[Aim of the task]: Your task is to copy the listing exactly, with the pictures left out.

[Provided data]:
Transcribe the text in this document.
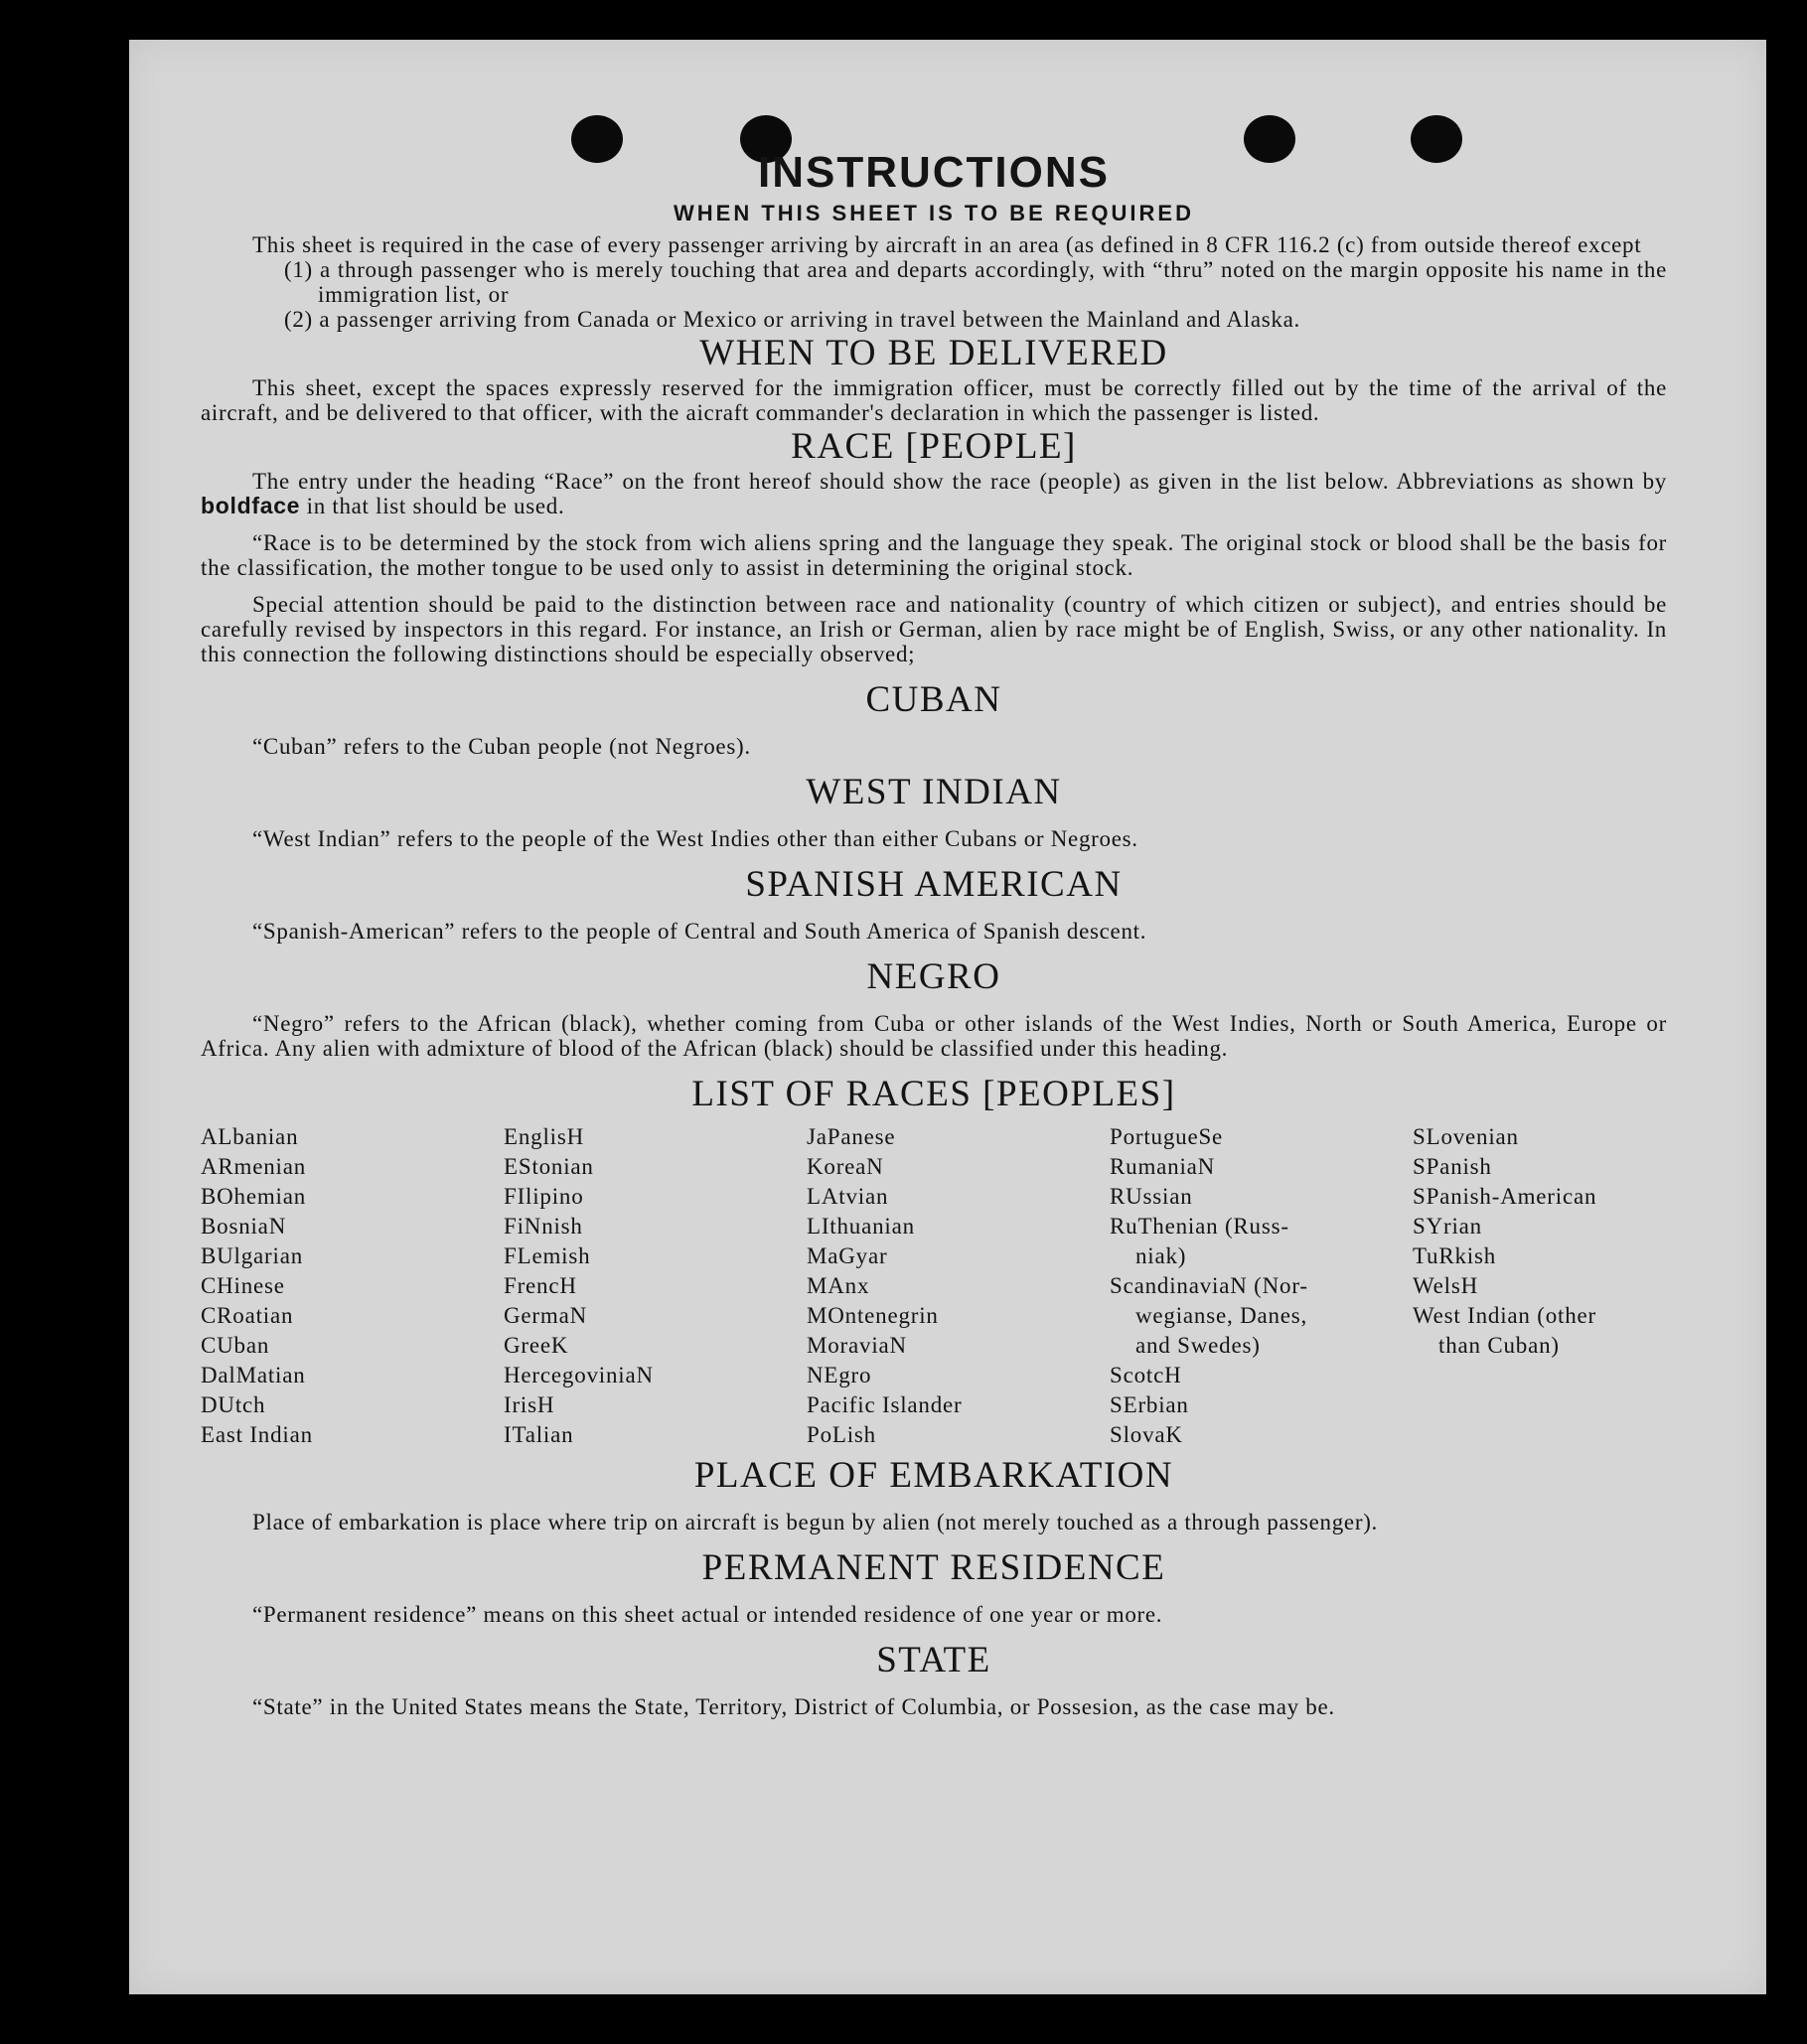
INSTRUCTIONS
WHEN THIS SHEET IS TO BE REQUIRED

This sheet is required in the case of every passenger arriving by aircraft in an area (as defined in 8 CFR 116.2 (c) from outside thereof except

(1) a through passenger who is merely touching that area and departs accordingly, with “thru” noted on the margin opposite his name in the immigration list, or

(2) a passenger arriving from Canada or Mexico or arriving in travel between the Mainland and Alaska.

WHEN TO BE DELIVERED

This sheet, except the spaces expressly reserved for the immigration officer, must be correctly filled out by the time of the arrival of the aircraft, and be delivered to that officer, with the aicraft commander's declaration in which the passenger is listed.

RACE [PEOPLE]

The entry under the heading “Race” on the front hereof should show the race (people) as given in the list below. Abbreviations as shown by boldface in that list should be used.

“Race is to be determined by the stock from wich aliens spring and the language they speak. The original stock or blood shall be the basis for the classification, the mother tongue to be used only to assist in determining the original stock.

Special attention should be paid to the distinction between race and nationality (country of which citizen or subject), and entries should be carefully revised by inspectors in this regard. For instance, an Irish or German, alien by race might be of English, Swiss, or any other nationality. In this connection the following distinctions should be especially observed;

CUBAN

“Cuban” refers to the Cuban people (not Negroes).

WEST INDIAN

“West Indian” refers to the people of the West Indies other than either Cubans or Negroes.

SPANISH AMERICAN

“Spanish-American” refers to the people of Central and South America of Spanish descent.

NEGRO

“Negro” refers to the African (black), whether coming from Cuba or other islands of the West Indies, North or South America, Europe or Africa. Any alien with admixture of blood of the African (black) should be classified under this heading.

LIST OF RACES [PEOPLES]
ALbanian
ARmenian
BOhemian
BosniaN
BUlgarian
CHinese
CRoatian
CUban
DalMatian
DUtch
East Indian
EnglisH
EStonian
FIlipino
FiNnish
FLemish
FrencH
GermaN
GreeK
HercegoviniaN
IrisH
ITalian
JaPanese
KoreaN
LAtvian
LIthuanian
MaGyar
MAnx
MOntenegrin
MoraviaN
NEgro
Pacific Islander
PoLish
PortugueSe
RumaniaN
RUssian
RuThenian (Russ-
niak)
ScandinaviaN (Nor-
wegianse, Danes,
and Swedes)
ScotcH
SErbian
SlovaK
SLovenian
SPanish
SPanish-American
SYrian
TuRkish
WelsH
West Indian (other
than Cuban)
PLACE OF EMBARKATION

Place of embarkation is place where trip on aircraft is begun by alien (not merely touched as a through passenger).

PERMANENT RESIDENCE

“Permanent residence” means on this sheet actual or intended residence of one year or more.

STATE

“State” in the United States means the State, Territory, District of Columbia, or Possesion, as the case may be.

[Answer in full]:
Transcribe the text in this document.
INSTRUCTIONS
WHEN THIS SHEET IS TO BE REQUIRED

This sheet is required in the case of every passenger arriving by aircraft in an area (as defined in 8 CFR 116.2 (c) from outside thereof except

(1) a through passenger who is merely touching that area and departs accordingly, with “thru” noted on the margin opposite his name in the immigration list, or

(2) a passenger arriving from Canada or Mexico or arriving in travel between the Mainland and Alaska.

WHEN TO BE DELIVERED

This sheet, except the spaces expressly reserved for the immigration officer, must be correctly filled out by the time of the arrival of the aircraft, and be delivered to that officer, with the aicraft commander's declaration in which the passenger is listed.

RACE [PEOPLE]

The entry under the heading “Race” on the front hereof should show the race (people) as given in the list below. Abbreviations as shown by boldface in that list should be used.

“Race is to be determined by the stock from wich aliens spring and the language they speak. The original stock or blood shall be the basis for the classification, the mother tongue to be used only to assist in determining the original stock.

Special attention should be paid to the distinction between race and nationality (country of which citizen or subject), and entries should be carefully revised by inspectors in this regard. For instance, an Irish or German, alien by race might be of English, Swiss, or any other nationality. In this connection the following distinctions should be especially observed;

CUBAN

“Cuban” refers to the Cuban people (not Negroes).

WEST INDIAN

“West Indian” refers to the people of the West Indies other than either Cubans or Negroes.

SPANISH AMERICAN

“Spanish-American” refers to the people of Central and South America of Spanish descent.

NEGRO

“Negro” refers to the African (black), whether coming from Cuba or other islands of the West Indies, North or South America, Europe or Africa. Any alien with admixture of blood of the African (black) should be classified under this heading.

LIST OF RACES [PEOPLES]
ALbanian
ARmenian
BOhemian
BosniaN
BUlgarian
CHinese
CRoatian
CUban
DalMatian
DUtch
East Indian
EnglisH
EStonian
FIlipino
FiNnish
FLemish
FrencH
GermaN
GreeK
HercegoviniaN
IrisH
ITalian
JaPanese
KoreaN
LAtvian
LIthuanian
MaGyar
MAnx
MOntenegrin
MoraviaN
NEgro
Pacific Islander
PoLish
PortugueSe
RumaniaN
RUssian
RuThenian (Russ-
niak)
ScandinaviaN (Nor-
wegianse, Danes,
and Swedes)
ScotcH
SErbian
SlovaK
SLovenian
SPanish
SPanish-American
SYrian
TuRkish
WelsH
West Indian (other
than Cuban)
PLACE OF EMBARKATION

Place of embarkation is place where trip on aircraft is begun by alien (not merely touched as a through passenger).

PERMANENT RESIDENCE

“Permanent residence” means on this sheet actual or intended residence of one year or more.

STATE

“State” in the United States means the State, Territory, District of Columbia, or Possesion, as the case may be.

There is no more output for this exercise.